DIRECTIONS FOR THIS TASK: Reproduce all the entries precisely.

** Start of ENTRIES SHOWN **

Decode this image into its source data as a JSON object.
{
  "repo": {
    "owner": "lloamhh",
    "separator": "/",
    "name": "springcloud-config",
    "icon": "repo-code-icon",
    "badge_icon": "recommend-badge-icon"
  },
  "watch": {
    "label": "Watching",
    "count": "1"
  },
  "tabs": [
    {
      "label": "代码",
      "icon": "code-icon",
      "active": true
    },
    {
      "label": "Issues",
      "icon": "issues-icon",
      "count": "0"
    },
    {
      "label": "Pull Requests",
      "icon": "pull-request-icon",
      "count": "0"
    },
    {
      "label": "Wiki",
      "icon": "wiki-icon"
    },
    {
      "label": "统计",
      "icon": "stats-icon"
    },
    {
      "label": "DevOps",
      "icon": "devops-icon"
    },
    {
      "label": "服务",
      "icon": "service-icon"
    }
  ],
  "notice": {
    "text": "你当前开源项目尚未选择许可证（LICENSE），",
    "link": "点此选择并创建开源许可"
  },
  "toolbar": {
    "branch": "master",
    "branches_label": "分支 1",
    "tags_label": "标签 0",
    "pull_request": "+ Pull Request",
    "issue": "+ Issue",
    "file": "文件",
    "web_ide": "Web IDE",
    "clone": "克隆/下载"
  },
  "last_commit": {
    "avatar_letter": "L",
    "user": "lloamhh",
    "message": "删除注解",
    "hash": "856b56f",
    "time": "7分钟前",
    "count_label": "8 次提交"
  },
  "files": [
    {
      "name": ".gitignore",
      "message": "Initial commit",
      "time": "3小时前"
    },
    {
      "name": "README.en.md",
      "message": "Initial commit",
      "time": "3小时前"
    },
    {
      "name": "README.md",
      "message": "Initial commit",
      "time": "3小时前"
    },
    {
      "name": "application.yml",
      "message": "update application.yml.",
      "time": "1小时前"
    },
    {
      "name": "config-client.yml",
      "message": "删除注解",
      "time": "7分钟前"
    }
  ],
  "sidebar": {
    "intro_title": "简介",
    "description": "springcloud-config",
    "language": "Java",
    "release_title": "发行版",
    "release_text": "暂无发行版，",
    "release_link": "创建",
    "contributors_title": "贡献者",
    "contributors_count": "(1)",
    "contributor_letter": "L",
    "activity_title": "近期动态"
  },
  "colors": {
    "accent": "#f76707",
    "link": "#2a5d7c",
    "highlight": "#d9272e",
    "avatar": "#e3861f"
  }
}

** End of ENTRIES SHOWN **

EXPECTED ANSWER:
Decode this image into its source data as a JSON object.
{
  "repo": {
    "owner": "lloamhh",
    "separator": "/",
    "name": "springcloud-config",
    "icon": "repo-code-icon",
    "badge_icon": "recommend-badge-icon"
  },
  "watch": {
    "label": "Watching",
    "count": "1"
  },
  "tabs": [
    {
      "label": "代码",
      "icon": "code-icon",
      "active": true
    },
    {
      "label": "Issues",
      "icon": "issues-icon",
      "count": "0"
    },
    {
      "label": "Pull Requests",
      "icon": "pull-request-icon",
      "count": "0"
    },
    {
      "label": "Wiki",
      "icon": "wiki-icon"
    },
    {
      "label": "统计",
      "icon": "stats-icon"
    },
    {
      "label": "DevOps",
      "icon": "devops-icon"
    },
    {
      "label": "服务",
      "icon": "service-icon"
    }
  ],
  "notice": {
    "text": "你当前开源项目尚未选择许可证（LICENSE），",
    "link": "点此选择并创建开源许可"
  },
  "toolbar": {
    "branch": "master",
    "branches_label": "分支 1",
    "tags_label": "标签 0",
    "pull_request": "+ Pull Request",
    "issue": "+ Issue",
    "file": "文件",
    "web_ide": "Web IDE",
    "clone": "克隆/下载"
  },
  "last_commit": {
    "avatar_letter": "L",
    "user": "lloamhh",
    "message": "删除注解",
    "hash": "856b56f",
    "time": "7分钟前",
    "count_label": "8 次提交"
  },
  "files": [
    {
      "name": ".gitignore",
      "message": "Initial commit",
      "time": "3小时前"
    },
    {
      "name": "README.en.md",
      "message": "Initial commit",
      "time": "3小时前"
    },
    {
      "name": "README.md",
      "message": "Initial commit",
      "time": "3小时前"
    },
    {
      "name": "application.yml",
      "message": "update application.yml.",
      "time": "1小时前"
    },
    {
      "name": "config-client.yml",
      "message": "删除注解",
      "time": "7分钟前"
    }
  ],
  "sidebar": {
    "intro_title": "简介",
    "description": "springcloud-config",
    "language": "Java",
    "release_title": "发行版",
    "release_text": "暂无发行版，",
    "release_link": "创建",
    "contributors_title": "贡献者",
    "contributors_count": "(1)",
    "contributor_letter": "L",
    "activity_title": "近期动态"
  },
  "colors": {
    "accent": "#f76707",
    "link": "#2a5d7c",
    "highlight": "#d9272e",
    "avatar": "#e3861f"
  }
}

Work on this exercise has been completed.